Start of Provided information

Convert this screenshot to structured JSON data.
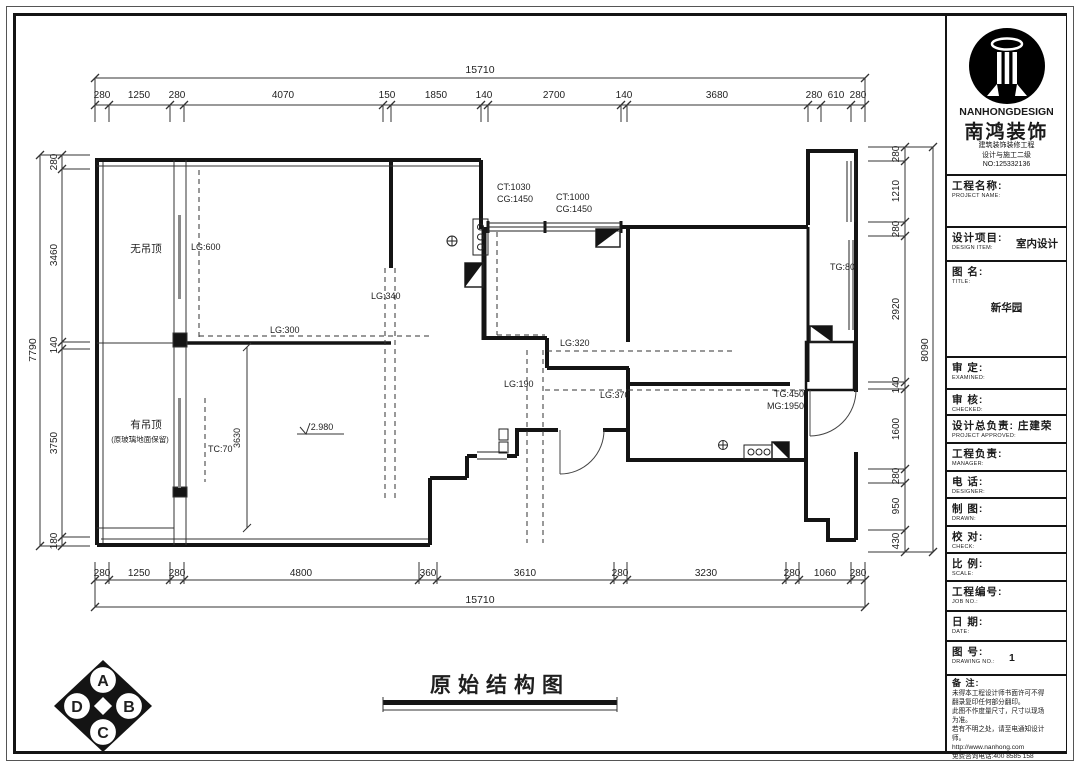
{
  "sheet": {
    "title": "原始结构图"
  },
  "brand": {
    "logo_en": "NANHONGDESIGN",
    "logo_cn": "南鸿装饰",
    "sub1": "建筑装饰装修工程",
    "sub2": "设计与施工二级",
    "sub3": "NO:125332136"
  },
  "titleblock": {
    "r_project": {
      "cn": "工程名称:",
      "en": "PROJECT NAME:",
      "value": ""
    },
    "r_design": {
      "cn": "设计项目:",
      "en": "DESIGN ITEM:",
      "value": "室内设计"
    },
    "r_title": {
      "cn": "图  名:",
      "en": "TITLE:",
      "value": "新华园"
    },
    "r_examine": {
      "cn": "审  定:",
      "en": "EXAMINED:",
      "value": ""
    },
    "r_check1": {
      "cn": "审  核:",
      "en": "CHECKED:",
      "value": ""
    },
    "r_chief": {
      "cn": "设计总负责:",
      "en": "PROJECT APPROVED:",
      "value": "庄建荣"
    },
    "r_manager": {
      "cn": "工程负责:",
      "en": "MANAGER:",
      "value": ""
    },
    "r_tel": {
      "cn": "电  话:",
      "en": "DESIGNER:",
      "value": ""
    },
    "r_drawn": {
      "cn": "制  图:",
      "en": "DRAWN:",
      "value": ""
    },
    "r_check2": {
      "cn": "校  对:",
      "en": "CHECK:",
      "value": ""
    },
    "r_scale": {
      "cn": "比  例:",
      "en": "SCALE:",
      "value": ""
    },
    "r_jobno": {
      "cn": "工程编号:",
      "en": "JOB NO.:",
      "value": ""
    },
    "r_date": {
      "cn": "日  期:",
      "en": "DATE:",
      "value": ""
    },
    "r_dno": {
      "cn": "图  号:",
      "en": "DRAWING NO.:",
      "value": "1"
    },
    "notes_title": "备 注:",
    "notes": [
      "未得本工程设计师书面许可不得",
      "翻录复印任何部分翻印。",
      "此图不作度量尺寸，尺寸以现场",
      "为准。",
      "若有不明之处，请至电通知设计",
      "师。",
      "http://www.nanhong.com",
      "免费咨询电话:400 8585 158"
    ]
  },
  "dims": {
    "top_total": "15710",
    "top": [
      "280",
      "1250",
      "280",
      "4070",
      "150",
      "1850",
      "140",
      "2700",
      "140",
      "3680",
      "280",
      "610",
      "280"
    ],
    "left_total": "7790",
    "left": [
      "280",
      "3460",
      "140",
      "3750",
      "180"
    ],
    "right_total": "8090",
    "right": [
      "280",
      "1210",
      "280",
      "2920",
      "140",
      "1600",
      "280",
      "950",
      "430"
    ],
    "bottom_total": "15710",
    "bottom": [
      "280",
      "1250",
      "280",
      "4800",
      "360",
      "3610",
      "280",
      "3230",
      "280",
      "1060",
      "280"
    ]
  },
  "labels": {
    "no_ceiling": "无吊顶",
    "has_ceiling": "有吊顶",
    "has_ceiling_note": "(原玻璃地面保留)",
    "lg600": "LG:600",
    "lg340": "LG:340",
    "lg300": "LG:300",
    "lg320": "LG:320",
    "lg190": "LG:190",
    "lg370": "LG:370",
    "tc70": "TC:70",
    "tg80": "TG:80",
    "tg450": "TG:450",
    "mg1950": "MG:1950",
    "ct1030": "CT:1030",
    "cg1450a": "CG:1450",
    "ct1000": "CT:1000",
    "cg1450b": "CG:1450",
    "dim3630": "3630",
    "level": "2.980"
  },
  "corner_logo": {
    "a": "A",
    "b": "B",
    "c": "C",
    "d": "D"
  }
}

End of Provided information

Output every entry verbatim. Pictures do not belong in the copy.

## Result
Convert this screenshot to structured JSON data.
{
  "sheet": {
    "title": "原始结构图"
  },
  "brand": {
    "logo_en": "NANHONGDESIGN",
    "logo_cn": "南鸿装饰",
    "sub1": "建筑装饰装修工程",
    "sub2": "设计与施工二级",
    "sub3": "NO:125332136"
  },
  "titleblock": {
    "r_project": {
      "cn": "工程名称:",
      "en": "PROJECT NAME:",
      "value": ""
    },
    "r_design": {
      "cn": "设计项目:",
      "en": "DESIGN ITEM:",
      "value": "室内设计"
    },
    "r_title": {
      "cn": "图  名:",
      "en": "TITLE:",
      "value": "新华园"
    },
    "r_examine": {
      "cn": "审  定:",
      "en": "EXAMINED:",
      "value": ""
    },
    "r_check1": {
      "cn": "审  核:",
      "en": "CHECKED:",
      "value": ""
    },
    "r_chief": {
      "cn": "设计总负责:",
      "en": "PROJECT APPROVED:",
      "value": "庄建荣"
    },
    "r_manager": {
      "cn": "工程负责:",
      "en": "MANAGER:",
      "value": ""
    },
    "r_tel": {
      "cn": "电  话:",
      "en": "DESIGNER:",
      "value": ""
    },
    "r_drawn": {
      "cn": "制  图:",
      "en": "DRAWN:",
      "value": ""
    },
    "r_check2": {
      "cn": "校  对:",
      "en": "CHECK:",
      "value": ""
    },
    "r_scale": {
      "cn": "比  例:",
      "en": "SCALE:",
      "value": ""
    },
    "r_jobno": {
      "cn": "工程编号:",
      "en": "JOB NO.:",
      "value": ""
    },
    "r_date": {
      "cn": "日  期:",
      "en": "DATE:",
      "value": ""
    },
    "r_dno": {
      "cn": "图  号:",
      "en": "DRAWING NO.:",
      "value": "1"
    },
    "notes_title": "备 注:",
    "notes": [
      "未得本工程设计师书面许可不得",
      "翻录复印任何部分翻印。",
      "此图不作度量尺寸，尺寸以现场",
      "为准。",
      "若有不明之处，请至电通知设计",
      "师。",
      "http://www.nanhong.com",
      "免费咨询电话:400 8585 158"
    ]
  },
  "dims": {
    "top_total": "15710",
    "top": [
      "280",
      "1250",
      "280",
      "4070",
      "150",
      "1850",
      "140",
      "2700",
      "140",
      "3680",
      "280",
      "610",
      "280"
    ],
    "left_total": "7790",
    "left": [
      "280",
      "3460",
      "140",
      "3750",
      "180"
    ],
    "right_total": "8090",
    "right": [
      "280",
      "1210",
      "280",
      "2920",
      "140",
      "1600",
      "280",
      "950",
      "430"
    ],
    "bottom_total": "15710",
    "bottom": [
      "280",
      "1250",
      "280",
      "4800",
      "360",
      "3610",
      "280",
      "3230",
      "280",
      "1060",
      "280"
    ]
  },
  "labels": {
    "no_ceiling": "无吊顶",
    "has_ceiling": "有吊顶",
    "has_ceiling_note": "(原玻璃地面保留)",
    "lg600": "LG:600",
    "lg340": "LG:340",
    "lg300": "LG:300",
    "lg320": "LG:320",
    "lg190": "LG:190",
    "lg370": "LG:370",
    "tc70": "TC:70",
    "tg80": "TG:80",
    "tg450": "TG:450",
    "mg1950": "MG:1950",
    "ct1030": "CT:1030",
    "cg1450a": "CG:1450",
    "ct1000": "CT:1000",
    "cg1450b": "CG:1450",
    "dim3630": "3630",
    "level": "2.980"
  },
  "corner_logo": {
    "a": "A",
    "b": "B",
    "c": "C",
    "d": "D"
  }
}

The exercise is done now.